▶ [Dataset entries]:

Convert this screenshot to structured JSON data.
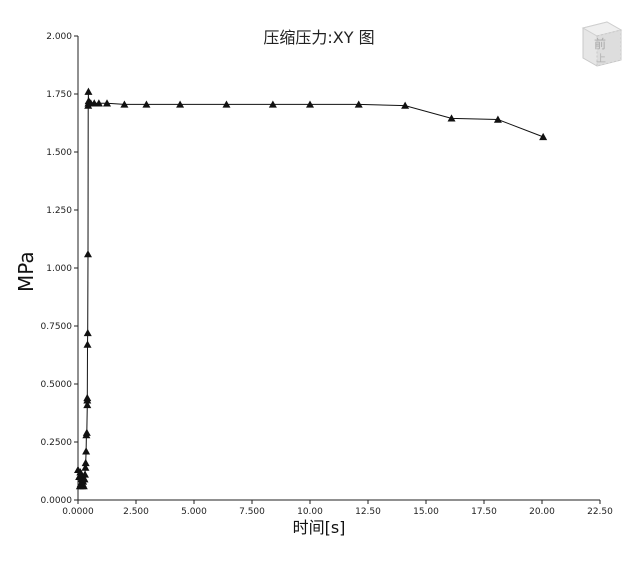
{
  "chart_data": {
    "type": "line",
    "title": "压缩压力:XY 图",
    "xlabel": "时间[s]",
    "ylabel": "MPa",
    "xlim": [
      0,
      22.5
    ],
    "ylim": [
      0,
      2.0
    ],
    "x_ticks": [
      "0.0000",
      "2.500",
      "5.000",
      "7.500",
      "10.00",
      "12.50",
      "15.00",
      "17.50",
      "20.00",
      "22.50"
    ],
    "y_ticks": [
      "0.0000",
      "0.2500",
      "0.5000",
      "0.7500",
      "1.000",
      "1.250",
      "1.500",
      "1.750",
      "2.000"
    ],
    "marker": "triangle",
    "series": [
      {
        "x": [
          0.0,
          0.05,
          0.08,
          0.1,
          0.12,
          0.15,
          0.17,
          0.18,
          0.2,
          0.22,
          0.25,
          0.28,
          0.3,
          0.32,
          0.33,
          0.35,
          0.36,
          0.38,
          0.4,
          0.4,
          0.4,
          0.41,
          0.42,
          0.43,
          0.44,
          0.45,
          0.45,
          0.46,
          0.47,
          0.48,
          0.5,
          0.55,
          0.7,
          0.9,
          1.25,
          2.0,
          2.95,
          4.4,
          6.4,
          8.4,
          10.0,
          12.1,
          14.1,
          16.1,
          18.1,
          20.05
        ],
        "y": [
          0.13,
          0.1,
          0.06,
          0.12,
          0.07,
          0.09,
          0.06,
          0.1,
          0.07,
          0.08,
          0.06,
          0.09,
          0.11,
          0.14,
          0.16,
          0.21,
          0.28,
          0.29,
          0.41,
          0.43,
          0.44,
          0.67,
          0.72,
          1.06,
          1.7,
          1.76,
          1.71,
          1.72,
          1.71,
          1.71,
          1.71,
          1.71,
          1.71,
          1.71,
          1.71,
          1.705,
          1.705,
          1.705,
          1.705,
          1.705,
          1.705,
          1.705,
          1.7,
          1.645,
          1.64,
          1.565
        ]
      }
    ],
    "grid": false,
    "legend": "none"
  },
  "watermark": {
    "glyph_top": "前",
    "glyph_bottom": "上"
  }
}
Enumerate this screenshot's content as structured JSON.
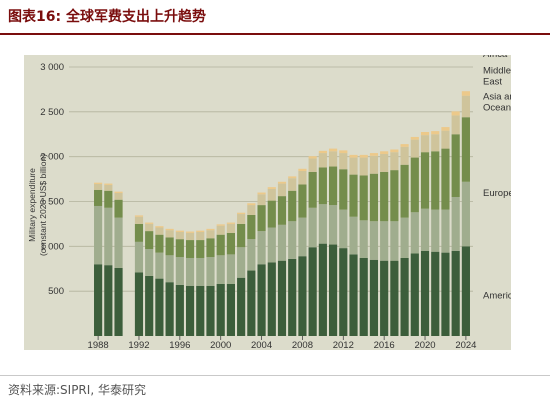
{
  "header": {
    "title": "图表16:  全球军费支出上升趋势"
  },
  "footer": {
    "source": "资料来源:SIPRI, 华泰研究"
  },
  "colors": {
    "panel_background": "#dcdccb",
    "header_accent": "#7a0d0d",
    "americas": "#3c5e3b",
    "europe": "#a0ad8e",
    "asia_and_oceania": "#748d4c",
    "middle_east": "#cfc49b",
    "africa": "#ecc98a"
  },
  "chart_data": {
    "type": "bar",
    "stacked": true,
    "title": "",
    "xlabel": "",
    "ylabel": "Military expenditure\n(constant 2023 US$ billion)",
    "ylim": [
      0,
      3000
    ],
    "yticks": [
      500,
      1000,
      1500,
      2000,
      2500,
      3000
    ],
    "ytick_labels": [
      "500",
      "1 000",
      "1 500",
      "2 000",
      "2 500",
      "3 000"
    ],
    "xtick_labels": [
      "1988",
      "1992",
      "1996",
      "2000",
      "2004",
      "2008",
      "2012",
      "2016",
      "2020",
      "2024"
    ],
    "grid": true,
    "legend_position": "right (labels beside the last bar)",
    "categories": [
      "1988",
      "1989",
      "1990",
      "1991",
      "1992",
      "1993",
      "1994",
      "1995",
      "1996",
      "1997",
      "1998",
      "1999",
      "2000",
      "2001",
      "2002",
      "2003",
      "2004",
      "2005",
      "2006",
      "2007",
      "2008",
      "2009",
      "2010",
      "2011",
      "2012",
      "2013",
      "2014",
      "2015",
      "2016",
      "2017",
      "2018",
      "2019",
      "2020",
      "2021",
      "2022",
      "2023",
      "2024"
    ],
    "series": [
      {
        "name": "Americas",
        "color": "#3c5e3b",
        "values": [
          800,
          790,
          760,
          null,
          710,
          670,
          640,
          600,
          570,
          560,
          560,
          560,
          580,
          580,
          650,
          730,
          800,
          820,
          840,
          860,
          890,
          990,
          1030,
          1020,
          980,
          910,
          870,
          850,
          840,
          840,
          870,
          920,
          950,
          940,
          930,
          950,
          1000
        ]
      },
      {
        "name": "Europe",
        "color": "#a0ad8e",
        "values": [
          650,
          640,
          560,
          null,
          340,
          300,
          290,
          300,
          310,
          310,
          310,
          320,
          320,
          330,
          340,
          350,
          370,
          390,
          400,
          420,
          430,
          440,
          440,
          440,
          430,
          420,
          420,
          430,
          440,
          440,
          450,
          460,
          470,
          470,
          480,
          600,
          720
        ]
      },
      {
        "name": "Asia and Oceania",
        "color": "#748d4c",
        "values": [
          180,
          190,
          200,
          null,
          200,
          200,
          200,
          200,
          200,
          200,
          200,
          210,
          230,
          240,
          260,
          270,
          290,
          300,
          320,
          340,
          370,
          400,
          410,
          430,
          450,
          470,
          500,
          530,
          550,
          570,
          590,
          610,
          630,
          650,
          680,
          700,
          720
        ]
      },
      {
        "name": "Middle East",
        "color": "#cfc49b",
        "values": [
          65,
          65,
          75,
          null,
          80,
          80,
          80,
          80,
          80,
          80,
          90,
          90,
          100,
          100,
          110,
          110,
          120,
          130,
          140,
          140,
          150,
          150,
          160,
          170,
          180,
          190,
          200,
          200,
          200,
          200,
          200,
          200,
          190,
          190,
          200,
          210,
          240
        ]
      },
      {
        "name": "Africa",
        "color": "#ecc98a",
        "values": [
          15,
          15,
          15,
          null,
          15,
          15,
          15,
          15,
          15,
          15,
          15,
          15,
          15,
          15,
          15,
          20,
          20,
          20,
          20,
          20,
          25,
          25,
          25,
          30,
          30,
          30,
          30,
          30,
          30,
          30,
          30,
          30,
          35,
          35,
          40,
          45,
          50
        ]
      }
    ],
    "legend": [
      "Africa",
      "Middle East",
      "Asia and Oceania",
      "Europe",
      "Americas"
    ]
  }
}
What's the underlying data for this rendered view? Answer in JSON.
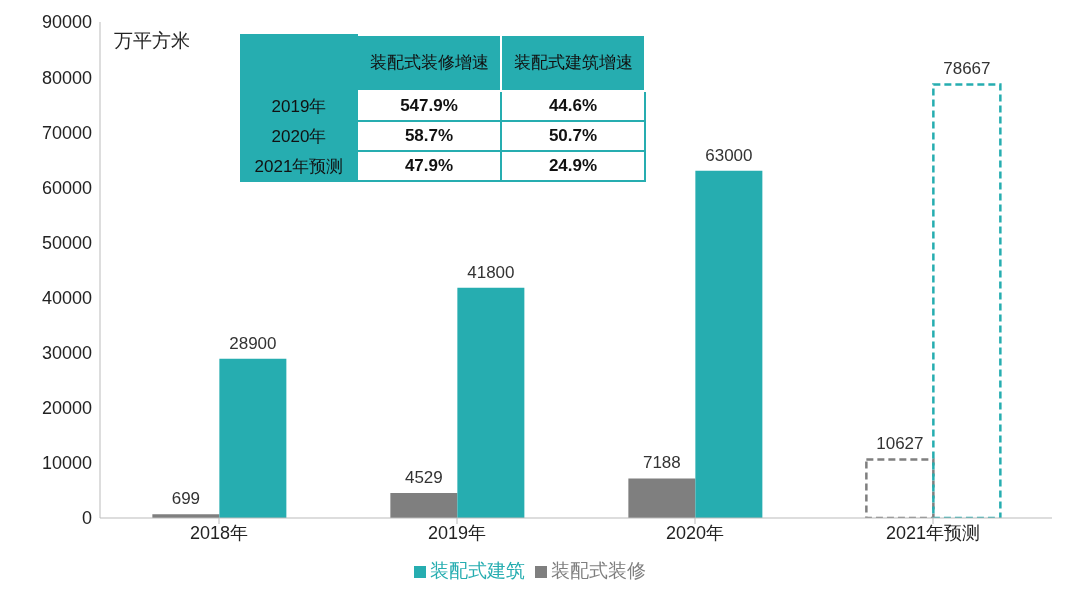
{
  "chart_data": {
    "type": "bar",
    "ylabel": "万平方米",
    "categories": [
      "2018年",
      "2019年",
      "2020年",
      "2021年预测"
    ],
    "series": [
      {
        "name": "装配式装修",
        "color": "#7f7f7f",
        "values": [
          699,
          4529,
          7188,
          null
        ]
      },
      {
        "name": "装配式建筑",
        "color": "#26adb0",
        "values": [
          28900,
          41800,
          63000,
          null
        ]
      },
      {
        "color": "#7f7f7f",
        "values": [
          null,
          null,
          null,
          10627
        ],
        "line_style": "dashed"
      },
      {
        "color": "#26adb0",
        "values": [
          null,
          null,
          null,
          78667
        ],
        "line_style": "dashed"
      }
    ],
    "ylim": [
      0,
      90000
    ],
    "yticks": [
      0,
      10000,
      20000,
      30000,
      40000,
      50000,
      60000,
      70000,
      80000,
      90000
    ],
    "data_labels": true,
    "grid": false,
    "legend": "bottom",
    "annotations": [
      "装配式装修增速",
      "装配式建筑增速",
      "2019年",
      "547.9%",
      "44.6%",
      "2020年",
      "58.7%",
      "50.7%",
      "2021年预测",
      "47.9%",
      "24.9%"
    ]
  }
}
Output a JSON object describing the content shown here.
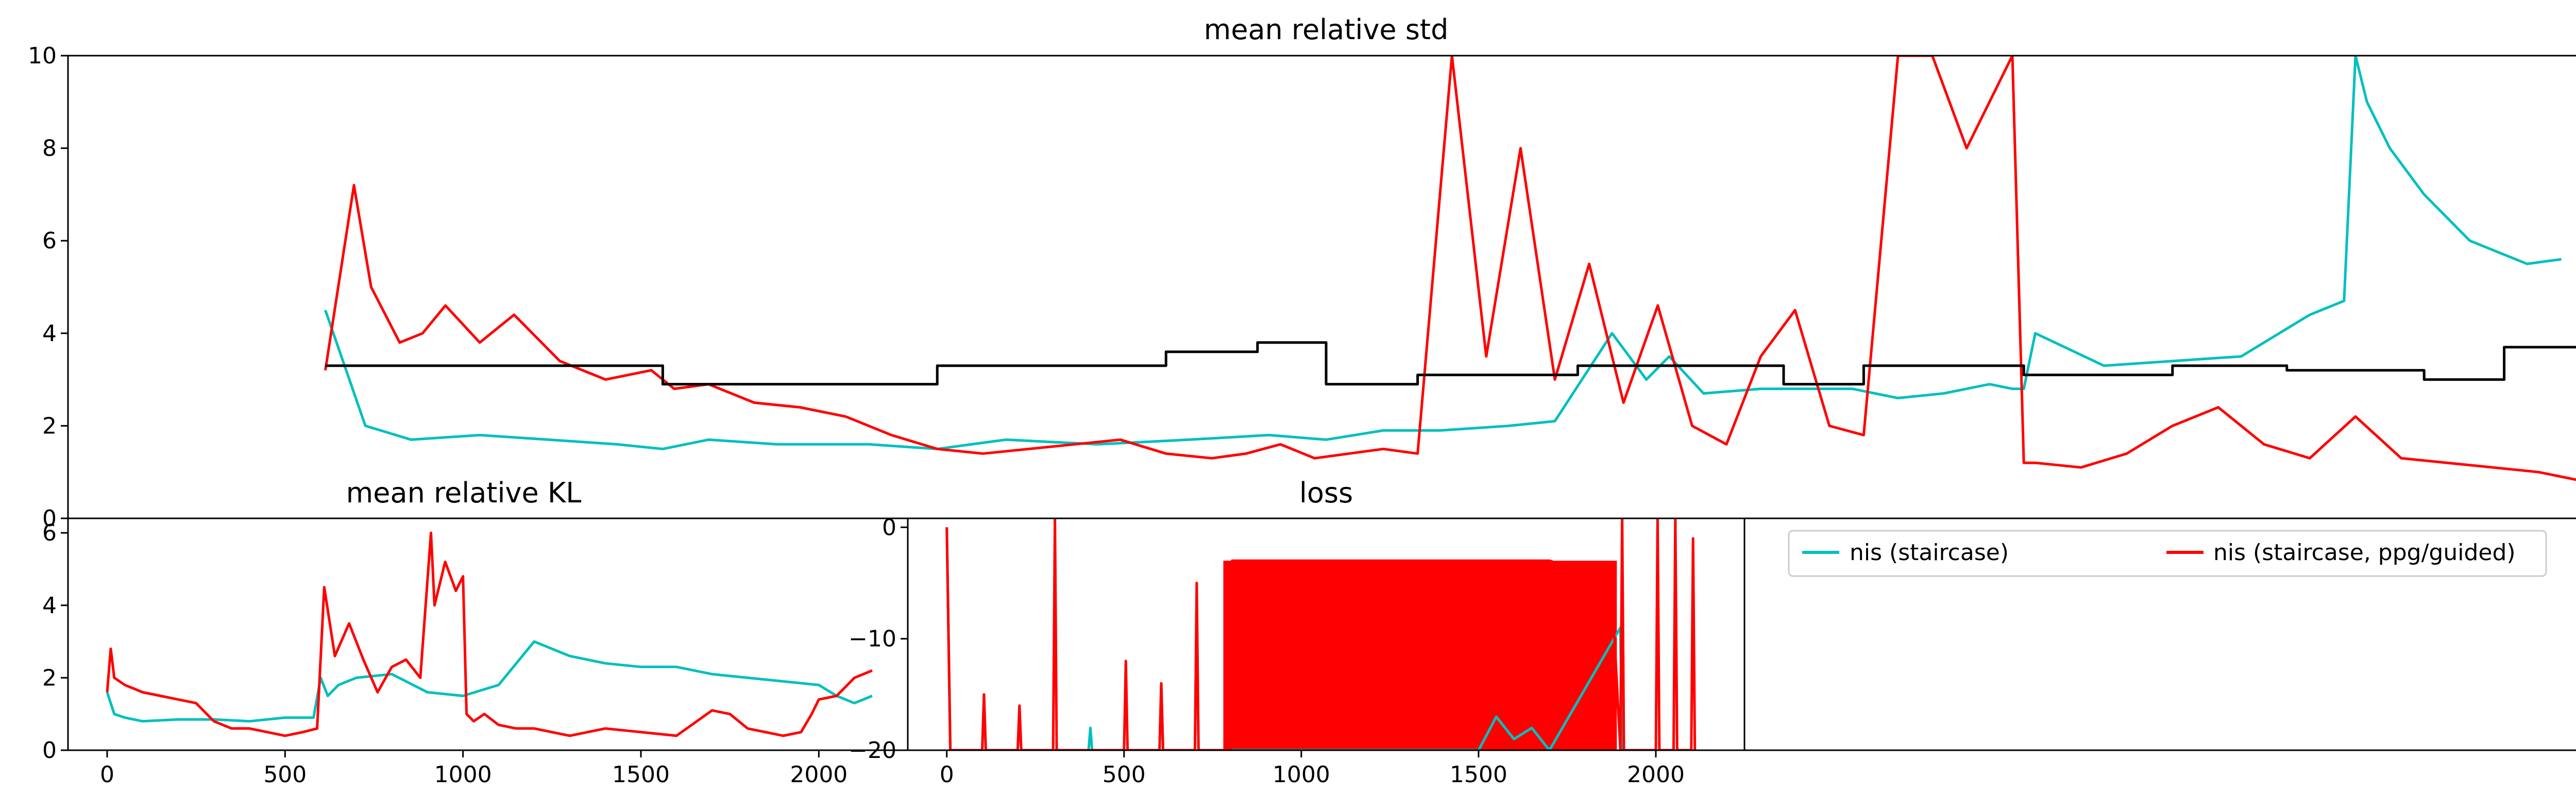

▶ [WHAT IS EXPECTED]:
Leave out all pictures, then copy the remaining material exactly.

▶ [CORRECT ANSWER]:
Convert this screenshot to structured JSON data.
{
  "chart_data": {
    "type": "line",
    "title": "压缩压力:XY 图",
    "xlabel": "时间[s]",
    "ylabel": "MPa",
    "xlim": [
      0,
      22.5
    ],
    "ylim": [
      0,
      2.0
    ],
    "x_ticks": [
      "0.0000",
      "2.500",
      "5.000",
      "7.500",
      "10.00",
      "12.50",
      "15.00",
      "17.50",
      "20.00",
      "22.50"
    ],
    "y_ticks": [
      "0.0000",
      "0.2500",
      "0.5000",
      "0.7500",
      "1.000",
      "1.250",
      "1.500",
      "1.750",
      "2.000"
    ],
    "marker": "triangle",
    "series": [
      {
        "x": [
          0.0,
          0.05,
          0.08,
          0.1,
          0.12,
          0.15,
          0.17,
          0.18,
          0.2,
          0.22,
          0.25,
          0.28,
          0.3,
          0.32,
          0.33,
          0.35,
          0.36,
          0.38,
          0.4,
          0.4,
          0.4,
          0.41,
          0.42,
          0.43,
          0.44,
          0.45,
          0.45,
          0.46,
          0.47,
          0.48,
          0.5,
          0.55,
          0.7,
          0.9,
          1.25,
          2.0,
          2.95,
          4.4,
          6.4,
          8.4,
          10.0,
          12.1,
          14.1,
          16.1,
          18.1,
          20.05
        ],
        "y": [
          0.13,
          0.1,
          0.06,
          0.12,
          0.07,
          0.09,
          0.06,
          0.1,
          0.07,
          0.08,
          0.06,
          0.09,
          0.11,
          0.14,
          0.16,
          0.21,
          0.28,
          0.29,
          0.41,
          0.43,
          0.44,
          0.67,
          0.72,
          1.06,
          1.7,
          1.76,
          1.71,
          1.72,
          1.71,
          1.71,
          1.71,
          1.71,
          1.71,
          1.71,
          1.71,
          1.705,
          1.705,
          1.705,
          1.705,
          1.705,
          1.705,
          1.705,
          1.7,
          1.645,
          1.64,
          1.565
        ]
      }
    ],
    "grid": false,
    "legend": "none"
  },
  "watermark": {
    "glyph_top": "前",
    "glyph_bottom": "上"
  }
}
Enumerate this screenshot's content as structured JSON.
{
  "header": {
    "title": "图表16:  全球军费支出上升趋势"
  },
  "footer": {
    "source": "资料来源:SIPRI, 华泰研究"
  },
  "colors": {
    "panel_background": "#dcdccb",
    "header_accent": "#7a0d0d",
    "americas": "#3c5e3b",
    "europe": "#a0ad8e",
    "asia_and_oceania": "#748d4c",
    "middle_east": "#cfc49b",
    "africa": "#ecc98a"
  },
  "chart_data": {
    "type": "bar",
    "stacked": true,
    "title": "",
    "xlabel": "",
    "ylabel": "Military expenditure\n(constant 2023 US$ billion)",
    "ylim": [
      0,
      3000
    ],
    "yticks": [
      500,
      1000,
      1500,
      2000,
      2500,
      3000
    ],
    "ytick_labels": [
      "500",
      "1 000",
      "1 500",
      "2 000",
      "2 500",
      "3 000"
    ],
    "xtick_labels": [
      "1988",
      "1992",
      "1996",
      "2000",
      "2004",
      "2008",
      "2012",
      "2016",
      "2020",
      "2024"
    ],
    "grid": true,
    "legend_position": "right (labels beside the last bar)",
    "categories": [
      "1988",
      "1989",
      "1990",
      "1991",
      "1992",
      "1993",
      "1994",
      "1995",
      "1996",
      "1997",
      "1998",
      "1999",
      "2000",
      "2001",
      "2002",
      "2003",
      "2004",
      "2005",
      "2006",
      "2007",
      "2008",
      "2009",
      "2010",
      "2011",
      "2012",
      "2013",
      "2014",
      "2015",
      "2016",
      "2017",
      "2018",
      "2019",
      "2020",
      "2021",
      "2022",
      "2023",
      "2024"
    ],
    "series": [
      {
        "name": "Americas",
        "color": "#3c5e3b",
        "values": [
          800,
          790,
          760,
          null,
          710,
          670,
          640,
          600,
          570,
          560,
          560,
          560,
          580,
          580,
          650,
          730,
          800,
          820,
          840,
          860,
          890,
          990,
          1030,
          1020,
          980,
          910,
          870,
          850,
          840,
          840,
          870,
          920,
          950,
          940,
          930,
          950,
          1000
        ]
      },
      {
        "name": "Europe",
        "color": "#a0ad8e",
        "values": [
          650,
          640,
          560,
          null,
          340,
          300,
          290,
          300,
          310,
          310,
          310,
          320,
          320,
          330,
          340,
          350,
          370,
          390,
          400,
          420,
          430,
          440,
          440,
          440,
          430,
          420,
          420,
          430,
          440,
          440,
          450,
          460,
          470,
          470,
          480,
          600,
          720
        ]
      },
      {
        "name": "Asia and Oceania",
        "color": "#748d4c",
        "values": [
          180,
          190,
          200,
          null,
          200,
          200,
          200,
          200,
          200,
          200,
          200,
          210,
          230,
          240,
          260,
          270,
          290,
          300,
          320,
          340,
          370,
          400,
          410,
          430,
          450,
          470,
          500,
          530,
          550,
          570,
          590,
          610,
          630,
          650,
          680,
          700,
          720
        ]
      },
      {
        "name": "Middle East",
        "color": "#cfc49b",
        "values": [
          65,
          65,
          75,
          null,
          80,
          80,
          80,
          80,
          80,
          80,
          90,
          90,
          100,
          100,
          110,
          110,
          120,
          130,
          140,
          140,
          150,
          150,
          160,
          170,
          180,
          190,
          200,
          200,
          200,
          200,
          200,
          200,
          190,
          190,
          200,
          210,
          240
        ]
      },
      {
        "name": "Africa",
        "color": "#ecc98a",
        "values": [
          15,
          15,
          15,
          null,
          15,
          15,
          15,
          15,
          15,
          15,
          15,
          15,
          15,
          15,
          15,
          20,
          20,
          20,
          20,
          20,
          25,
          25,
          25,
          30,
          30,
          30,
          30,
          30,
          30,
          30,
          30,
          30,
          35,
          35,
          40,
          45,
          50
        ]
      }
    ],
    "legend": [
      "Africa",
      "Middle East",
      "Asia and Oceania",
      "Europe",
      "Americas"
    ]
  }
}
What's the underlying data for this rendered view? Answer in JSON.
{
  "chart_data": {
    "type": "bar",
    "ylabel": "万平方米",
    "categories": [
      "2018年",
      "2019年",
      "2020年",
      "2021年预测"
    ],
    "series": [
      {
        "name": "装配式装修",
        "color": "#7f7f7f",
        "values": [
          699,
          4529,
          7188,
          null
        ]
      },
      {
        "name": "装配式建筑",
        "color": "#26adb0",
        "values": [
          28900,
          41800,
          63000,
          null
        ]
      },
      {
        "color": "#7f7f7f",
        "values": [
          null,
          null,
          null,
          10627
        ],
        "line_style": "dashed"
      },
      {
        "color": "#26adb0",
        "values": [
          null,
          null,
          null,
          78667
        ],
        "line_style": "dashed"
      }
    ],
    "ylim": [
      0,
      90000
    ],
    "yticks": [
      0,
      10000,
      20000,
      30000,
      40000,
      50000,
      60000,
      70000,
      80000,
      90000
    ],
    "data_labels": true,
    "grid": false,
    "legend": "bottom",
    "annotations": [
      "装配式装修增速",
      "装配式建筑增速",
      "2019年",
      "547.9%",
      "44.6%",
      "2020年",
      "58.7%",
      "50.7%",
      "2021年预测",
      "47.9%",
      "24.9%"
    ]
  }
}
Output a JSON object describing the content shown here.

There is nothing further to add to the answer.